Dataset records
"""
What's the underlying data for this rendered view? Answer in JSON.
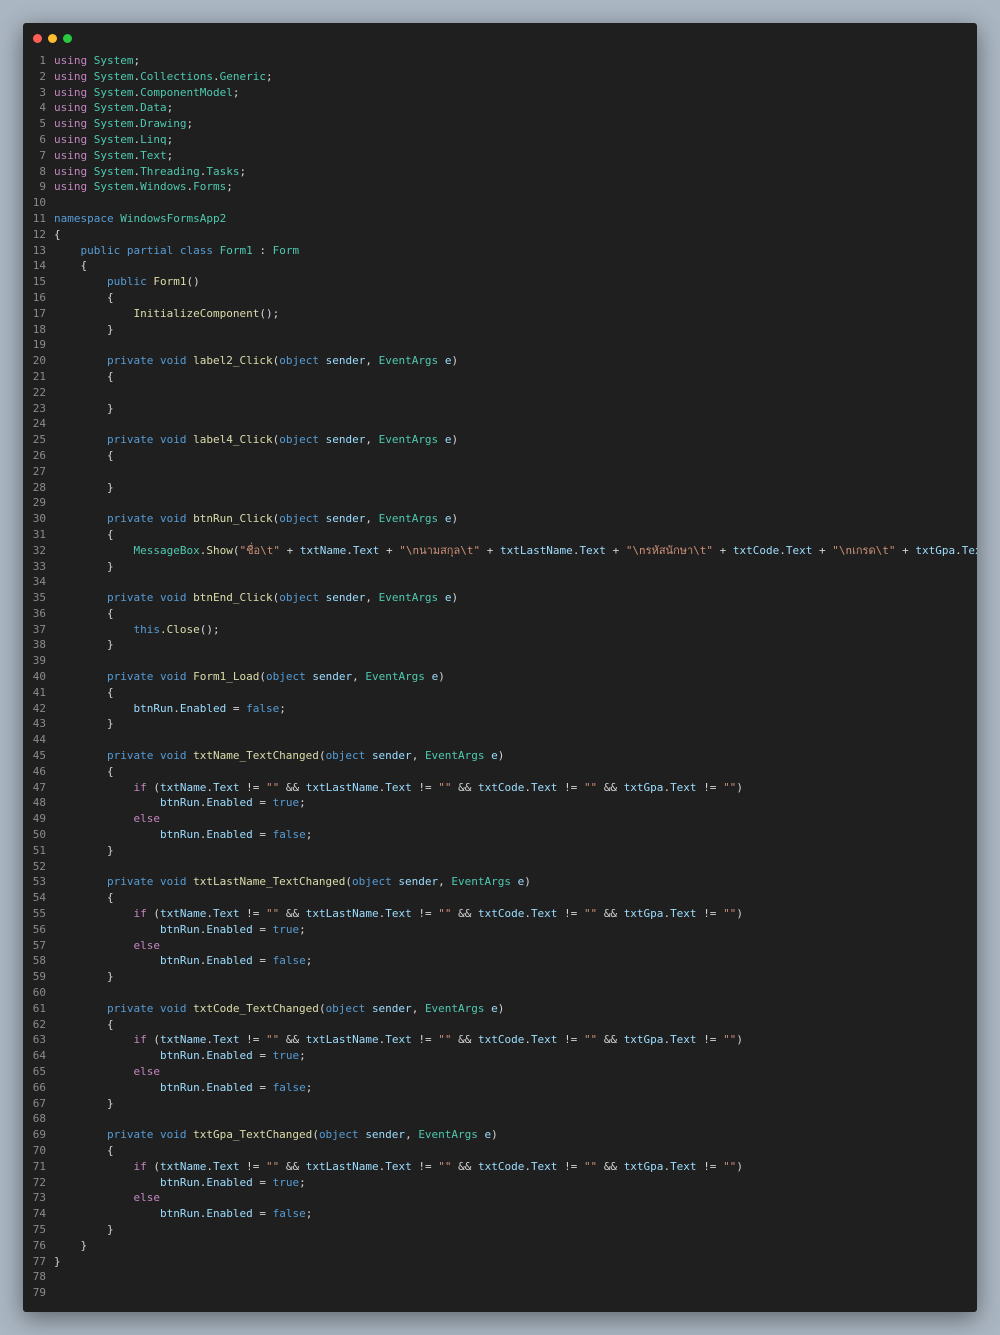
{
  "window": {
    "controls": [
      "close",
      "minimize",
      "maximize"
    ]
  },
  "editor": {
    "language": "csharp",
    "lines": [
      "using System;",
      "using System.Collections.Generic;",
      "using System.ComponentModel;",
      "using System.Data;",
      "using System.Drawing;",
      "using System.Linq;",
      "using System.Text;",
      "using System.Threading.Tasks;",
      "using System.Windows.Forms;",
      "",
      "namespace WindowsFormsApp2",
      "{",
      "    public partial class Form1 : Form",
      "    {",
      "        public Form1()",
      "        {",
      "            InitializeComponent();",
      "        }",
      "",
      "        private void label2_Click(object sender, EventArgs e)",
      "        {",
      "",
      "        }",
      "",
      "        private void label4_Click(object sender, EventArgs e)",
      "        {",
      "",
      "        }",
      "",
      "        private void btnRun_Click(object sender, EventArgs e)",
      "        {",
      "            MessageBox.Show(\"ชื่อ\\t\" + txtName.Text + \"\\nนามสกุล\\t\" + txtLastName.Text + \"\\nรหัสนักษา\\t\" + txtCode.Text + \"\\nเกรด\\t\" + txtGpa.Text);",
      "        }",
      "",
      "        private void btnEnd_Click(object sender, EventArgs e)",
      "        {",
      "            this.Close();",
      "        }",
      "",
      "        private void Form1_Load(object sender, EventArgs e)",
      "        {",
      "            btnRun.Enabled = false;",
      "        }",
      "",
      "        private void txtName_TextChanged(object sender, EventArgs e)",
      "        {",
      "            if (txtName.Text != \"\" && txtLastName.Text != \"\" && txtCode.Text != \"\" && txtGpa.Text != \"\")",
      "                btnRun.Enabled = true;",
      "            else",
      "                btnRun.Enabled = false;",
      "        }",
      "",
      "        private void txtLastName_TextChanged(object sender, EventArgs e)",
      "        {",
      "            if (txtName.Text != \"\" && txtLastName.Text != \"\" && txtCode.Text != \"\" && txtGpa.Text != \"\")",
      "                btnRun.Enabled = true;",
      "            else",
      "                btnRun.Enabled = false;",
      "        }",
      "",
      "        private void txtCode_TextChanged(object sender, EventArgs e)",
      "        {",
      "            if (txtName.Text != \"\" && txtLastName.Text != \"\" && txtCode.Text != \"\" && txtGpa.Text != \"\")",
      "                btnRun.Enabled = true;",
      "            else",
      "                btnRun.Enabled = false;",
      "        }",
      "",
      "        private void txtGpa_TextChanged(object sender, EventArgs e)",
      "        {",
      "            if (txtName.Text != \"\" && txtLastName.Text != \"\" && txtCode.Text != \"\" && txtGpa.Text != \"\")",
      "                btnRun.Enabled = true;",
      "            else",
      "                btnRun.Enabled = false;",
      "        }",
      "    }",
      "}",
      "",
      ""
    ]
  },
  "colors": {
    "background": "#1f1f1f",
    "page": "#aab6c2",
    "keyword_control": "#c586c0",
    "keyword": "#569cd6",
    "type": "#4ec9b0",
    "function": "#dcdcaa",
    "variable": "#9cdcfe",
    "string": "#ce9178",
    "line_number": "#8b8b8b"
  }
}
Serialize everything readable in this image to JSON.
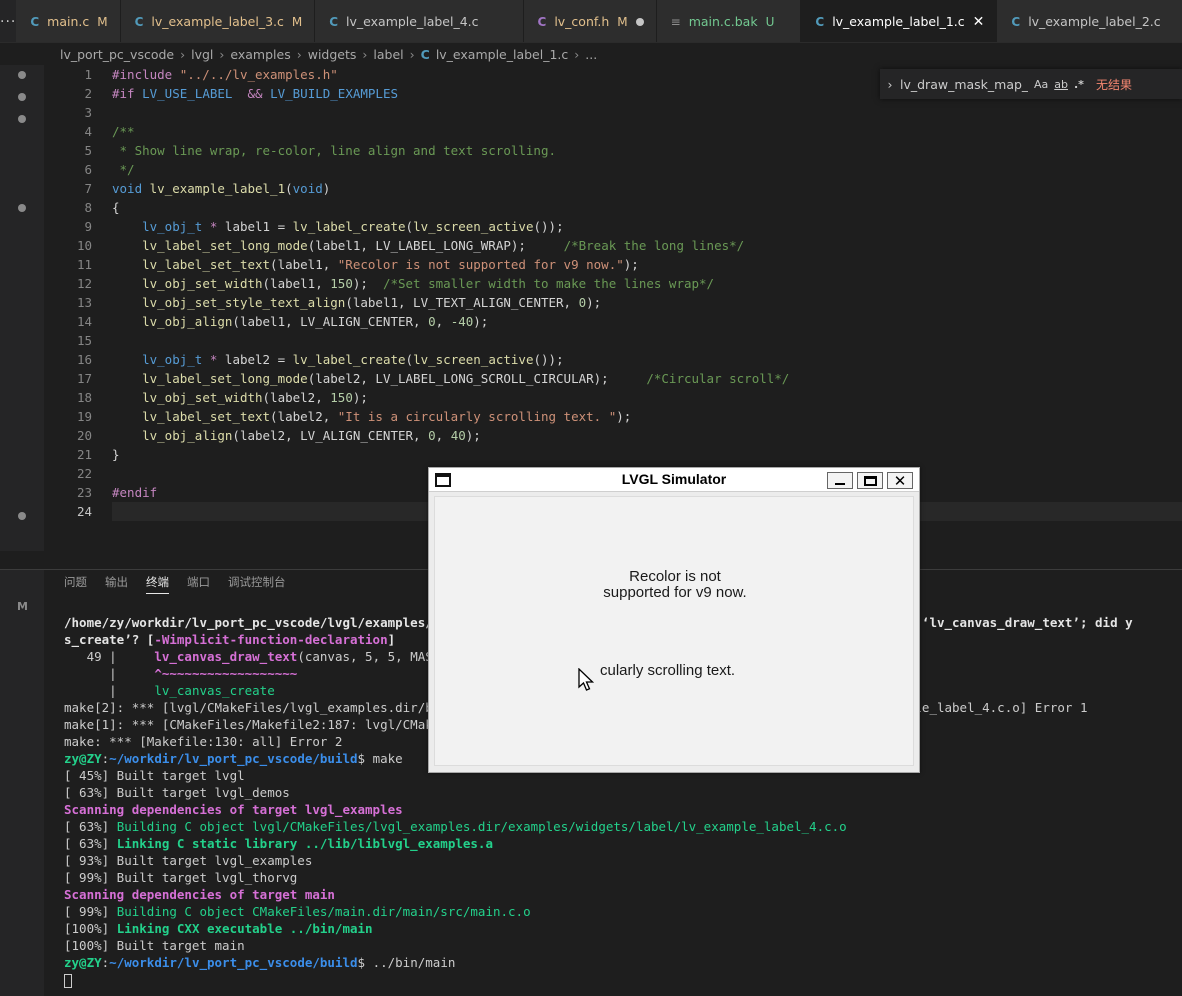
{
  "tabs": [
    {
      "label": "main.c",
      "badge": "M",
      "kind": "c",
      "state": "m"
    },
    {
      "label": "lv_example_label_3.c",
      "badge": "M",
      "kind": "c",
      "state": "m"
    },
    {
      "label": "lv_example_label_4.c",
      "badge": "",
      "kind": "c",
      "state": "n"
    },
    {
      "label": "lv_conf.h",
      "badge": "M",
      "kind": "h",
      "state": "m"
    },
    {
      "label": "main.c.bak",
      "badge": "U",
      "kind": "bak",
      "state": "u"
    },
    {
      "label": "lv_example_label_1.c",
      "badge": "",
      "kind": "c",
      "state": "a"
    },
    {
      "label": "lv_example_label_2.c",
      "badge": "",
      "kind": "c",
      "state": "n"
    }
  ],
  "icons": {
    "c_file": "C",
    "h_file": "C",
    "bak_file": "≡",
    "json_file": "{}",
    "more": "···",
    "close": "✕"
  },
  "breadcrumb": [
    "lv_port_pc_vscode",
    "lvgl",
    "examples",
    "widgets",
    "label",
    "lv_example_label_1.c",
    "..."
  ],
  "editor": {
    "line_numbers": [
      "1",
      "2",
      "3",
      "4",
      "5",
      "6",
      "7",
      "8",
      "9",
      "10",
      "11",
      "12",
      "13",
      "14",
      "15",
      "16",
      "17",
      "18",
      "19",
      "20",
      "21",
      "22",
      "23",
      "24"
    ],
    "current_line": 24
  },
  "find": {
    "value": "lv_draw_mask_map_pa",
    "case_label": "Aa",
    "word_label": "ab",
    "regex_label": ".*",
    "result": "无结果"
  },
  "panel": {
    "tabs": [
      "问题",
      "输出",
      "终端",
      "端口",
      "调试控制台"
    ],
    "active_tab": "终端",
    "badge": "M"
  },
  "simulator": {
    "title": "LVGL Simulator",
    "label1": "Recolor is not supported for v9 now.",
    "label2": "cularly scrolling text."
  },
  "colors": {
    "keyword": "#c586c0",
    "type": "#569cd6",
    "function": "#dcdcaa",
    "string": "#ce9178",
    "number": "#b5cea8",
    "comment": "#6a9955"
  }
}
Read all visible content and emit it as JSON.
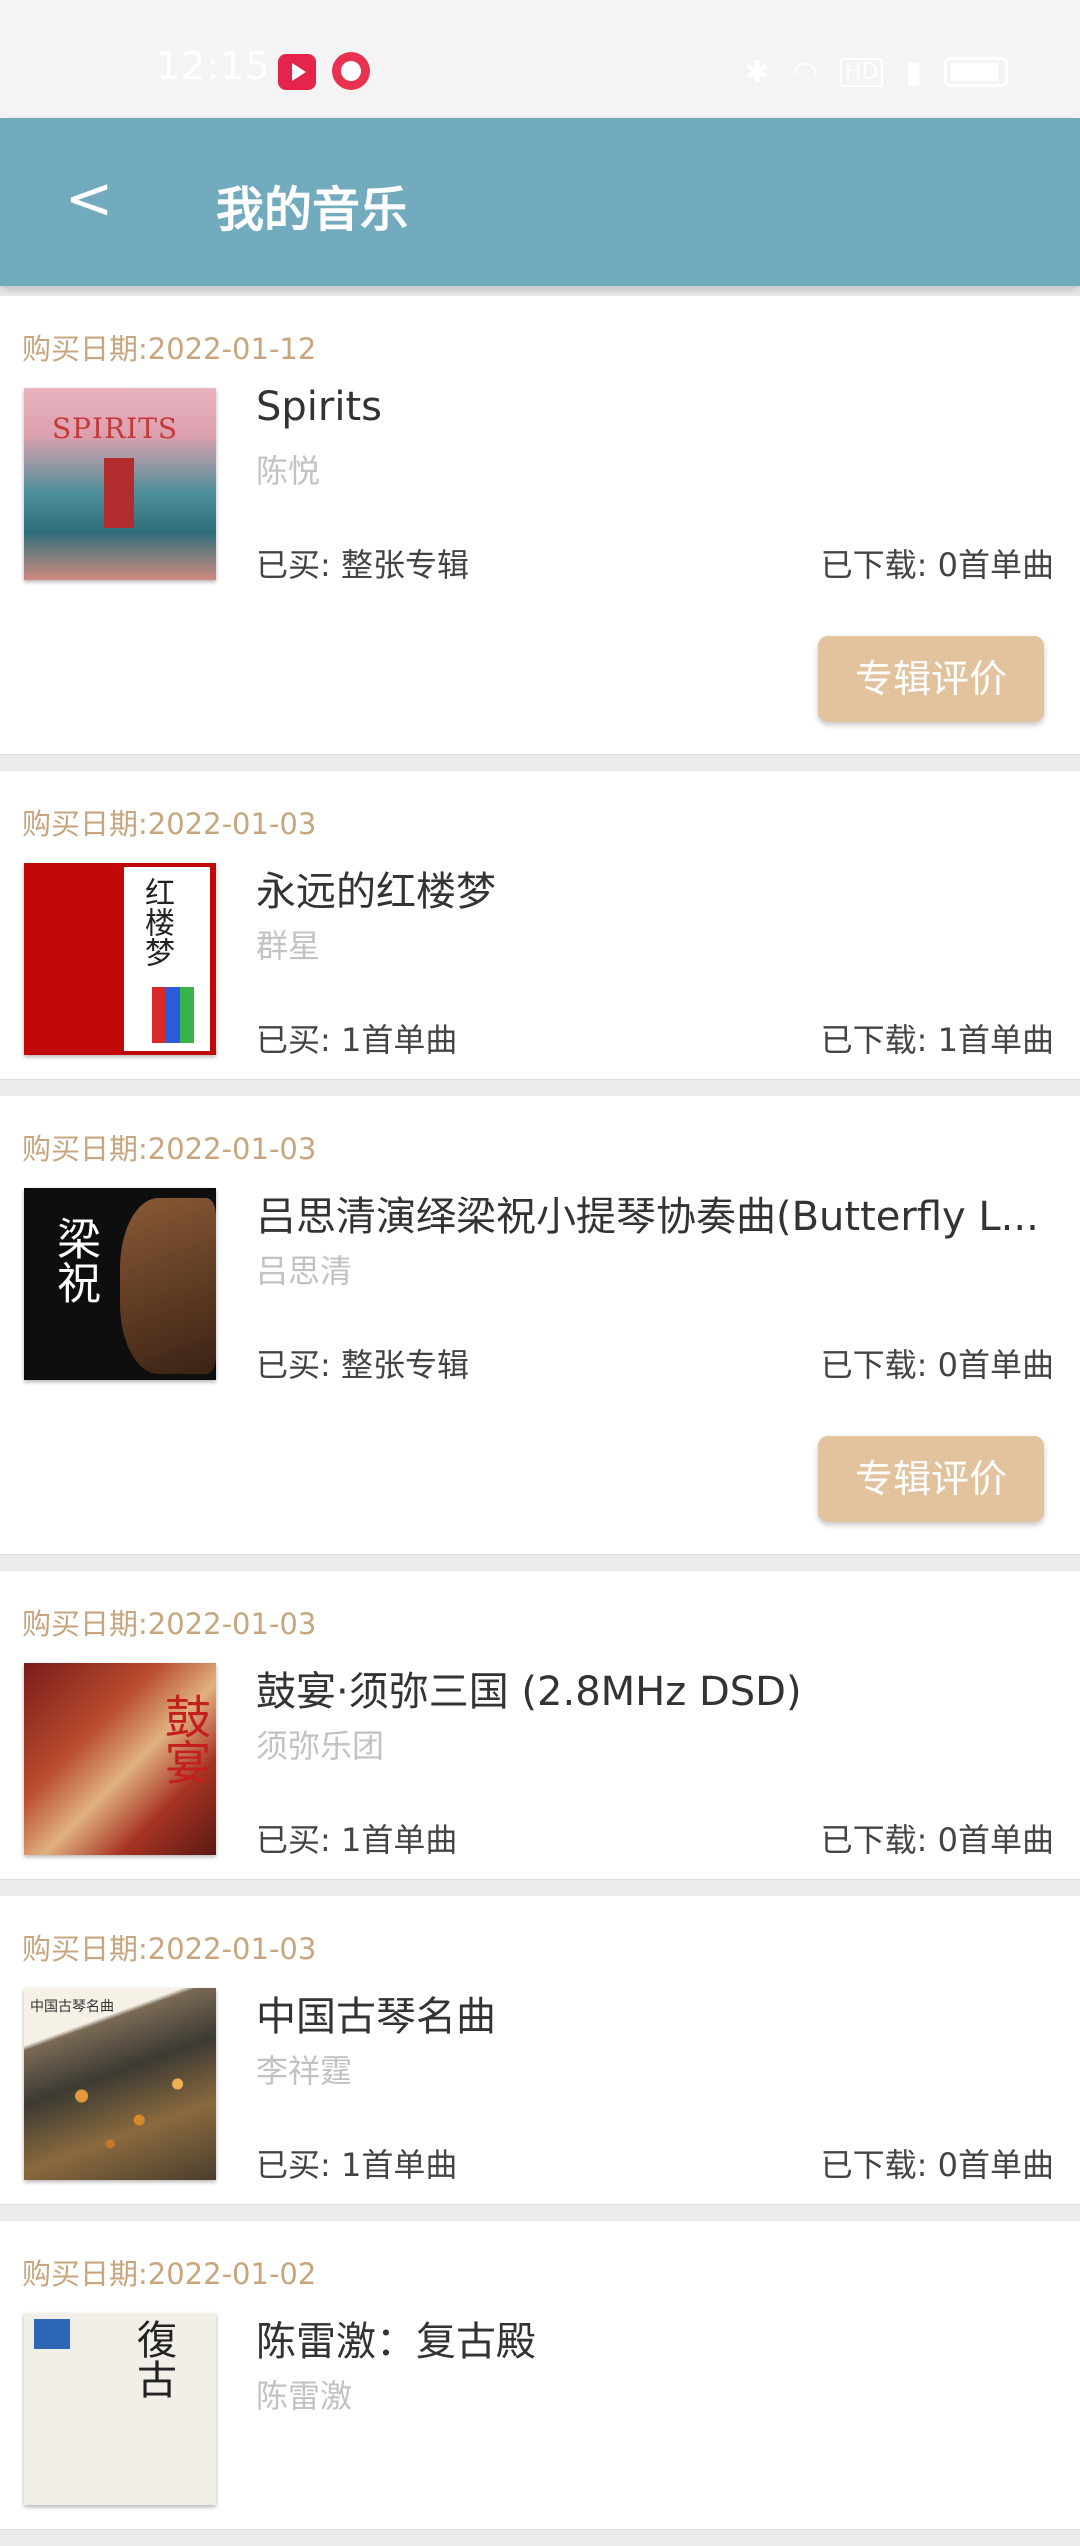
{
  "status_bar": {
    "time": "12:15",
    "icons": [
      "video-app-icon",
      "chat-app-icon",
      "bluetooth-icon",
      "wifi-icon",
      "hd-icon",
      "signal-icon",
      "battery-icon"
    ]
  },
  "header": {
    "back_label": "<",
    "title": "我的音乐"
  },
  "colors": {
    "header_bg": "#73abbe",
    "date_text": "#c8a67d",
    "review_button": "#e2c39d"
  },
  "albums": [
    {
      "date": "购买日期:2022-01-12",
      "title": "Spirits",
      "artist": "陈悦",
      "bought": "已买: 整张专辑",
      "downloaded": "已下载: 0首单曲",
      "review_label": "专辑评价",
      "cover_text": "SPIRITS"
    },
    {
      "date": "购买日期:2022-01-03",
      "title": "永远的红楼梦",
      "artist": "群星",
      "bought": "已买: 1首单曲",
      "downloaded": "已下载: 1首单曲",
      "cover_text": "红楼梦"
    },
    {
      "date": "购买日期:2022-01-03",
      "title": "吕思清演绎梁祝小提琴协奏曲(Butterfly L...",
      "artist": "吕思清",
      "bought": "已买: 整张专辑",
      "downloaded": "已下载: 0首单曲",
      "review_label": "专辑评价",
      "cover_text": "梁祝"
    },
    {
      "date": "购买日期:2022-01-03",
      "title": "鼓宴·须弥三国 (2.8MHz DSD)",
      "artist": "须弥乐团",
      "bought": "已买: 1首单曲",
      "downloaded": "已下载: 0首单曲",
      "cover_text": "鼓宴"
    },
    {
      "date": "购买日期:2022-01-03",
      "title": "中国古琴名曲",
      "artist": "李祥霆",
      "bought": "已买: 1首单曲",
      "downloaded": "已下载: 0首单曲",
      "cover_text": "中国古琴名曲"
    },
    {
      "date": "购买日期:2022-01-02",
      "title": "陈雷激：复古殿",
      "artist": "陈雷激",
      "cover_text": "復古"
    }
  ]
}
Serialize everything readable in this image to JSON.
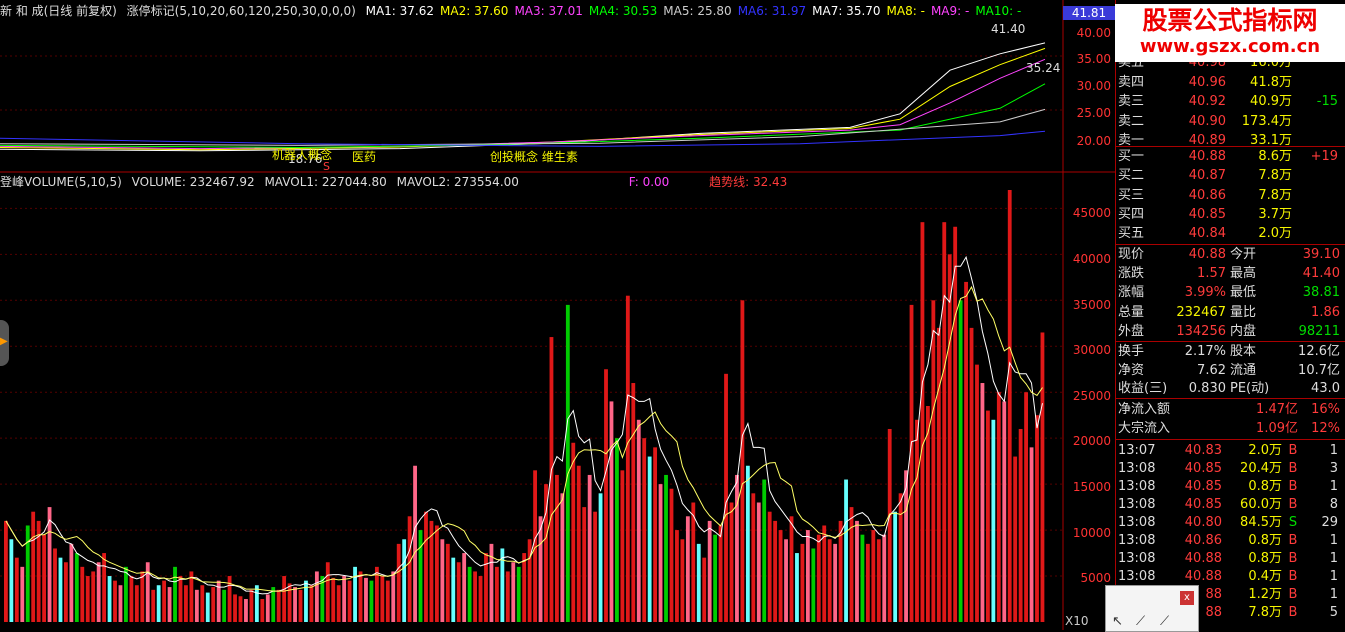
"""
### Written exercise
Output verbatim the lines beginning at the line with "Read all visible content and emit it as JSON." and ending at the last line of the material above, inclusive. Do not carry over any pictures.

### Solution to this exercise
Read all visible content and emit it as JSON.
{
  "status_bar": {
    "time": "12:15",
    "icons": [
      "video-app-icon",
      "chat-app-icon",
      "bluetooth-icon",
      "wifi-icon",
      "hd-icon",
      "signal-icon",
      "battery-icon"
    ]
  },
  "header": {
    "back_label": "<",
    "title": "我的音乐"
  },
  "colors": {
    "header_bg": "#73abbe",
    "date_text": "#c8a67d",
    "review_button": "#e2c39d"
  },
  "albums": [
    {
      "date": "购买日期:2022-01-12",
      "title": "Spirits",
      "artist": "陈悦",
      "bought": "已买: 整张专辑",
      "downloaded": "已下载: 0首单曲",
      "review_label": "专辑评价",
      "cover_text": "SPIRITS"
    },
    {
      "date": "购买日期:2022-01-03",
      "title": "永远的红楼梦",
      "artist": "群星",
      "bought": "已买: 1首单曲",
      "downloaded": "已下载: 1首单曲",
      "cover_text": "红楼梦"
    },
    {
      "date": "购买日期:2022-01-03",
      "title": "吕思清演绎梁祝小提琴协奏曲(Butterfly L...",
      "artist": "吕思清",
      "bought": "已买: 整张专辑",
      "downloaded": "已下载: 0首单曲",
      "review_label": "专辑评价",
      "cover_text": "梁祝"
    },
    {
      "date": "购买日期:2022-01-03",
      "title": "鼓宴·须弥三国 (2.8MHz DSD)",
      "artist": "须弥乐团",
      "bought": "已买: 1首单曲",
      "downloaded": "已下载: 0首单曲",
      "cover_text": "鼓宴"
    },
    {
      "date": "购买日期:2022-01-03",
      "title": "中国古琴名曲",
      "artist": "李祥霆",
      "bought": "已买: 1首单曲",
      "downloaded": "已下载: 0首单曲",
      "cover_text": "中国古琴名曲"
    },
    {
      "date": "购买日期:2022-01-02",
      "title": "陈雷激：复古殿",
      "artist": "陈雷激",
      "cover_text": "復古"
    }
  ]
}
Serialize everything readable in this image to JSON.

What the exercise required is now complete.